(Collection entries)
--- --- ---

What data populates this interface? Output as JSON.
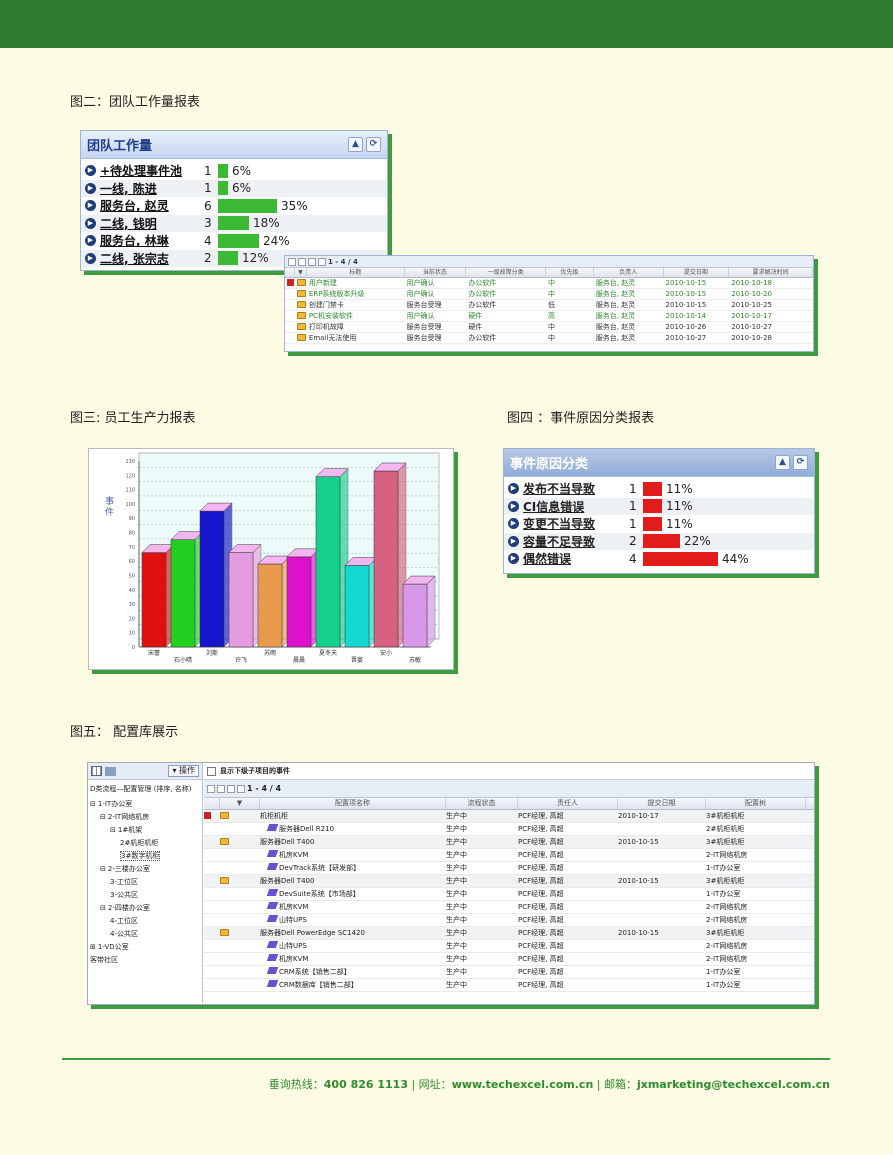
{
  "captions": {
    "fig2": "图二：团队工作量报表",
    "fig3": "图三: 员工生产力报表",
    "fig4": "图四 ：事件原因分类报表",
    "fig5": "图五： 配置库展示"
  },
  "workload": {
    "title": "团队工作量",
    "rows": [
      {
        "name": "+待处理事件池",
        "count": "1",
        "pct": "6%",
        "frac": 0.06
      },
      {
        "name": "一线, 陈进",
        "count": "1",
        "pct": "6%",
        "frac": 0.06
      },
      {
        "name": "服务台, 赵灵",
        "count": "6",
        "pct": "35%",
        "frac": 0.35
      },
      {
        "name": "二线, 钱明",
        "count": "3",
        "pct": "18%",
        "frac": 0.18
      },
      {
        "name": "服务台, 林琳",
        "count": "4",
        "pct": "24%",
        "frac": 0.24
      },
      {
        "name": "二线, 张宗志",
        "count": "2",
        "pct": "12%",
        "frac": 0.12
      }
    ]
  },
  "event_grid": {
    "pager": "1 - 4 / 4",
    "headers": [
      "",
      "",
      "标题",
      "当前状态",
      "一级故障分类",
      "优先级",
      "负责人",
      "提交日期",
      "要求解决时间"
    ],
    "rows": [
      {
        "title": "用户新建",
        "status": "用户确认",
        "cat": "办公软件",
        "pri": "中",
        "owner": "服务台, 赵灵",
        "date": "2010-10-15",
        "due": "2010-10-18",
        "green": true,
        "flag": true
      },
      {
        "title": "ERP系统版本升级",
        "status": "用户确认",
        "cat": "办公软件",
        "pri": "中",
        "owner": "服务台, 赵灵",
        "date": "2010-10-15",
        "due": "2010-10-20",
        "green": true,
        "flag": false
      },
      {
        "title": "创建门禁卡",
        "status": "服务台受理",
        "cat": "办公软件",
        "pri": "低",
        "owner": "服务台, 赵灵",
        "date": "2010-10-15",
        "due": "2010-10-25",
        "green": false,
        "flag": false
      },
      {
        "title": "PC机安装软件",
        "status": "用户确认",
        "cat": "硬件",
        "pri": "高",
        "owner": "服务台, 赵灵",
        "date": "2010-10-14",
        "due": "2010-10-17",
        "green": true,
        "flag": false
      },
      {
        "title": "打印机故障",
        "status": "服务台受理",
        "cat": "硬件",
        "pri": "中",
        "owner": "服务台, 赵灵",
        "date": "2010-10-26",
        "due": "2010-10-27",
        "green": false,
        "flag": false
      },
      {
        "title": "Email无法使用",
        "status": "服务台受理",
        "cat": "办公软件",
        "pri": "中",
        "owner": "服务台, 赵灵",
        "date": "2010-10-27",
        "due": "2010-10-28",
        "green": false,
        "flag": false
      }
    ]
  },
  "chart_data": {
    "type": "bar",
    "ylabel": "事件",
    "ylim": [
      0,
      130
    ],
    "yticks": [
      0,
      10,
      20,
      30,
      40,
      50,
      60,
      70,
      80,
      90,
      100,
      110,
      120,
      130
    ],
    "categories": [
      "宋蕾",
      "石小晴",
      "刘斯",
      "许飞",
      "苏雨",
      "晨晨",
      "夏冬天",
      "晋宴",
      "安小",
      "苏敏"
    ],
    "values": [
      66,
      75,
      95,
      66,
      58,
      63,
      119,
      57,
      123,
      44
    ],
    "colors": [
      "#e01010",
      "#22d022",
      "#1515cc",
      "#e59be0",
      "#e89a4d",
      "#dd11cc",
      "#15d08a",
      "#15d8d0",
      "#d56080",
      "#d898e8"
    ]
  },
  "cause": {
    "title": "事件原因分类",
    "rows": [
      {
        "name": "发布不当导致",
        "count": "1",
        "pct": "11%",
        "frac": 0.11
      },
      {
        "name": "CI信息错误",
        "count": "1",
        "pct": "11%",
        "frac": 0.11
      },
      {
        "name": "变更不当导致",
        "count": "1",
        "pct": "11%",
        "frac": 0.11
      },
      {
        "name": "容量不足导致",
        "count": "2",
        "pct": "22%",
        "frac": 0.22
      },
      {
        "name": "偶然错误",
        "count": "4",
        "pct": "44%",
        "frac": 0.44
      }
    ]
  },
  "config": {
    "op_button": "▾ 操作",
    "tree_title": "D类流程—配置管理 (排序, 名称)",
    "tree": [
      {
        "label": "1-IT办公室",
        "indent": 0,
        "exp": "⊟"
      },
      {
        "label": "2-IT网络机房",
        "indent": 1,
        "exp": "⊟"
      },
      {
        "label": "1#机架",
        "indent": 2,
        "exp": "⊟"
      },
      {
        "label": "2#机柜机柜",
        "indent": 3,
        "exp": ""
      },
      {
        "label": "3#数字机柜",
        "indent": 3,
        "exp": ""
      },
      {
        "label": "2-三楼办公室",
        "indent": 1,
        "exp": "⊟"
      },
      {
        "label": "3-工位区",
        "indent": 2,
        "exp": ""
      },
      {
        "label": "3-公共区",
        "indent": 2,
        "exp": ""
      },
      {
        "label": "2-四楼办公室",
        "indent": 1,
        "exp": "⊟"
      },
      {
        "label": "4-工位区",
        "indent": 2,
        "exp": ""
      },
      {
        "label": "4-公共区",
        "indent": 2,
        "exp": ""
      },
      {
        "label": "1-VD公室",
        "indent": 0,
        "exp": "⊞"
      },
      {
        "label": "客带社区",
        "indent": 0,
        "exp": ""
      }
    ],
    "show_sub": "显示下级子项目的事件",
    "pager": "1 - 4 / 4",
    "headers": [
      "",
      "配置项名称",
      "流程状态",
      "责任人",
      "提交日期",
      "配置树"
    ],
    "rows": [
      {
        "name": "机柜机柜",
        "state": "生产中",
        "owner": "PCF经理, 高超",
        "date": "2010-10-17",
        "loc": "3#机柜机柜",
        "lvl": 0,
        "icon": true,
        "flag": true
      },
      {
        "name": "服务器Dell R210",
        "state": "生产中",
        "owner": "PCF经理, 高超",
        "date": "",
        "loc": "2#机柜机柜",
        "lvl": 1,
        "icon": false,
        "flag": false
      },
      {
        "name": "服务器Dell T400",
        "state": "生产中",
        "owner": "PCF经理, 高超",
        "date": "2010-10-15",
        "loc": "3#机柜机柜",
        "lvl": 0,
        "icon": true,
        "flag": false
      },
      {
        "name": "机房KVM",
        "state": "生产中",
        "owner": "PCF经理, 高超",
        "date": "",
        "loc": "2-IT网络机房",
        "lvl": 1,
        "icon": false,
        "flag": false
      },
      {
        "name": "DevTrack系统【研发部】",
        "state": "生产中",
        "owner": "PCF经理, 高超",
        "date": "",
        "loc": "1-IT办公室",
        "lvl": 1,
        "icon": false,
        "flag": false
      },
      {
        "name": "服务器Dell T400",
        "state": "生产中",
        "owner": "PCF经理, 高超",
        "date": "2010-10-15",
        "loc": "3#机柜机柜",
        "lvl": 0,
        "icon": true,
        "flag": false
      },
      {
        "name": "DevSuite系统【市场部】",
        "state": "生产中",
        "owner": "PCF经理, 高超",
        "date": "",
        "loc": "1-IT办公室",
        "lvl": 1,
        "icon": false,
        "flag": false
      },
      {
        "name": "机房KVM",
        "state": "生产中",
        "owner": "PCF经理, 高超",
        "date": "",
        "loc": "2-IT网络机房",
        "lvl": 1,
        "icon": false,
        "flag": false
      },
      {
        "name": "山特UPS",
        "state": "生产中",
        "owner": "PCF经理, 高超",
        "date": "",
        "loc": "2-IT网络机房",
        "lvl": 1,
        "icon": false,
        "flag": false
      },
      {
        "name": "服务器Dell PowerEdge SC1420",
        "state": "生产中",
        "owner": "PCF经理, 高超",
        "date": "2010-10-15",
        "loc": "3#机柜机柜",
        "lvl": 0,
        "icon": true,
        "flag": false
      },
      {
        "name": "山特UPS",
        "state": "生产中",
        "owner": "PCF经理, 高超",
        "date": "",
        "loc": "2-IT网络机房",
        "lvl": 1,
        "icon": false,
        "flag": false
      },
      {
        "name": "机房KVM",
        "state": "生产中",
        "owner": "PCF经理, 高超",
        "date": "",
        "loc": "2-IT网络机房",
        "lvl": 1,
        "icon": false,
        "flag": false
      },
      {
        "name": "CRM系统【销售二部】",
        "state": "生产中",
        "owner": "PCF经理, 高超",
        "date": "",
        "loc": "1-IT办公室",
        "lvl": 1,
        "icon": false,
        "flag": false
      },
      {
        "name": "CRM数据库【销售二部】",
        "state": "生产中",
        "owner": "PCF经理, 高超",
        "date": "",
        "loc": "1-IT办公室",
        "lvl": 1,
        "icon": false,
        "flag": false
      }
    ]
  },
  "footer": {
    "hotline_label": "垂询热线：",
    "hotline": "400 826 1113",
    "web_label": "| 网址：",
    "web": "www.techexcel.com.cn",
    "mail_label": "| 邮箱：",
    "mail": "jxmarketing@techexcel.com.cn"
  }
}
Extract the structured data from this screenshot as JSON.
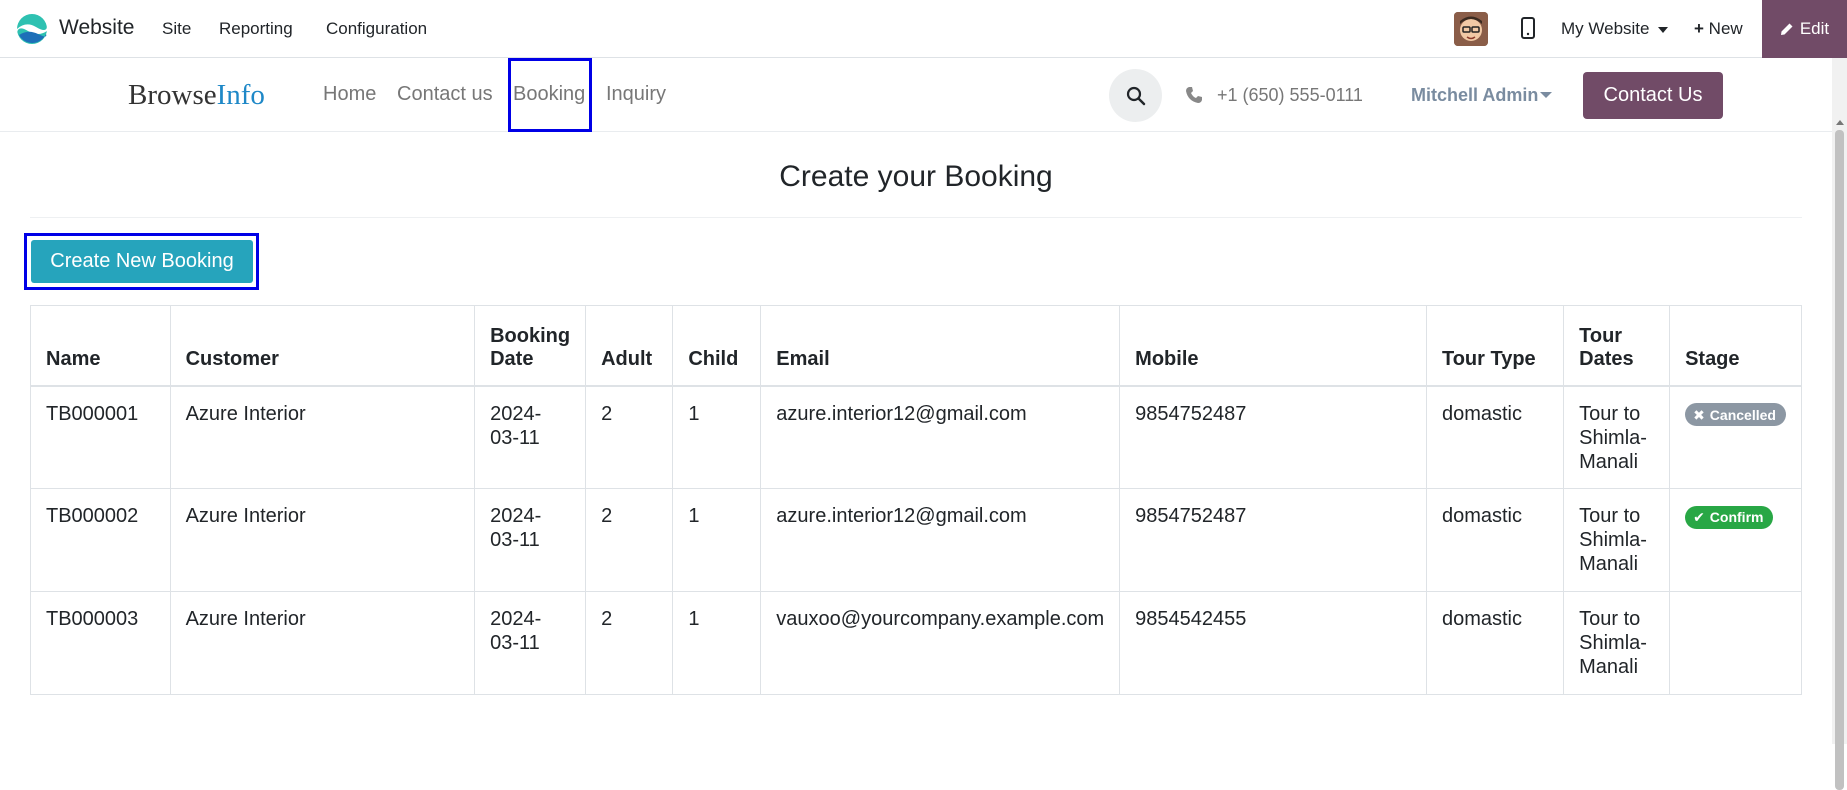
{
  "admin_bar": {
    "app_name": "Website",
    "menus": [
      "Site",
      "Reporting",
      "Configuration"
    ],
    "site_selector": "My Website",
    "new_label": "New",
    "edit_label": "Edit"
  },
  "site": {
    "brand_part1": "Browse",
    "brand_part2": "Info",
    "nav": [
      "Home",
      "Contact us",
      "Booking",
      "Inquiry"
    ],
    "phone": "+1 (650) 555-0111",
    "user": "Mitchell Admin",
    "contact_button": "Contact Us"
  },
  "main": {
    "title": "Create your Booking",
    "create_button": "Create New Booking"
  },
  "table": {
    "headers": [
      "Name",
      "Customer",
      "Booking Date",
      "Adult",
      "Child",
      "Email",
      "Mobile",
      "Tour Type",
      "Tour Dates",
      "Stage"
    ],
    "rows": [
      {
        "name": "TB000001",
        "customer": "Azure Interior",
        "date": "2024-03-11",
        "adult": "2",
        "child": "1",
        "email": "azure.interior12@gmail.com",
        "mobile": "9854752487",
        "tour_type": "domastic",
        "tour_dates": "Tour to Shimla-Manali",
        "stage": "Cancelled"
      },
      {
        "name": "TB000002",
        "customer": "Azure Interior",
        "date": "2024-03-11",
        "adult": "2",
        "child": "1",
        "email": "azure.interior12@gmail.com",
        "mobile": "9854752487",
        "tour_type": "domastic",
        "tour_dates": "Tour to Shimla-Manali",
        "stage": "Confirm"
      },
      {
        "name": "TB000003",
        "customer": "Azure Interior",
        "date": "2024-03-11",
        "adult": "2",
        "child": "1",
        "email": "vauxoo@yourcompany.example.com",
        "mobile": "9854542455",
        "tour_type": "domastic",
        "tour_dates": "Tour to Shimla-Manali",
        "stage": ""
      }
    ]
  },
  "colors": {
    "primary": "#714b67",
    "create_button": "#26a4bc",
    "highlight": "#0000e6",
    "cancelled": "#8c97a3",
    "confirm": "#28a745"
  },
  "icons": {
    "search": "search-icon",
    "phone": "phone-icon",
    "mobile_preview": "mobile-icon",
    "edit": "pencil-icon",
    "new": "plus-icon"
  }
}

--- --- ---

Take the records above from the line with "Extract the structured" down to their last line and please copy those lines exactly, without the pictures.

Extract the structured data from this screenshot as JSON.
{
  "admin_bar": {
    "app_name": "Website",
    "menus": [
      "Site",
      "Reporting",
      "Configuration"
    ],
    "site_selector": "My Website",
    "new_label": "New",
    "edit_label": "Edit"
  },
  "site": {
    "brand_part1": "Browse",
    "brand_part2": "Info",
    "nav": [
      "Home",
      "Contact us",
      "Booking",
      "Inquiry"
    ],
    "phone": "+1 (650) 555-0111",
    "user": "Mitchell Admin",
    "contact_button": "Contact Us"
  },
  "main": {
    "title": "Create your Booking",
    "create_button": "Create New Booking"
  },
  "table": {
    "headers": [
      "Name",
      "Customer",
      "Booking Date",
      "Adult",
      "Child",
      "Email",
      "Mobile",
      "Tour Type",
      "Tour Dates",
      "Stage"
    ],
    "rows": [
      {
        "name": "TB000001",
        "customer": "Azure Interior",
        "date": "2024-03-11",
        "adult": "2",
        "child": "1",
        "email": "azure.interior12@gmail.com",
        "mobile": "9854752487",
        "tour_type": "domastic",
        "tour_dates": "Tour to Shimla-Manali",
        "stage": "Cancelled"
      },
      {
        "name": "TB000002",
        "customer": "Azure Interior",
        "date": "2024-03-11",
        "adult": "2",
        "child": "1",
        "email": "azure.interior12@gmail.com",
        "mobile": "9854752487",
        "tour_type": "domastic",
        "tour_dates": "Tour to Shimla-Manali",
        "stage": "Confirm"
      },
      {
        "name": "TB000003",
        "customer": "Azure Interior",
        "date": "2024-03-11",
        "adult": "2",
        "child": "1",
        "email": "vauxoo@yourcompany.example.com",
        "mobile": "9854542455",
        "tour_type": "domastic",
        "tour_dates": "Tour to Shimla-Manali",
        "stage": ""
      }
    ]
  },
  "colors": {
    "primary": "#714b67",
    "create_button": "#26a4bc",
    "highlight": "#0000e6",
    "cancelled": "#8c97a3",
    "confirm": "#28a745"
  },
  "icons": {
    "search": "search-icon",
    "phone": "phone-icon",
    "mobile_preview": "mobile-icon",
    "edit": "pencil-icon",
    "new": "plus-icon"
  }
}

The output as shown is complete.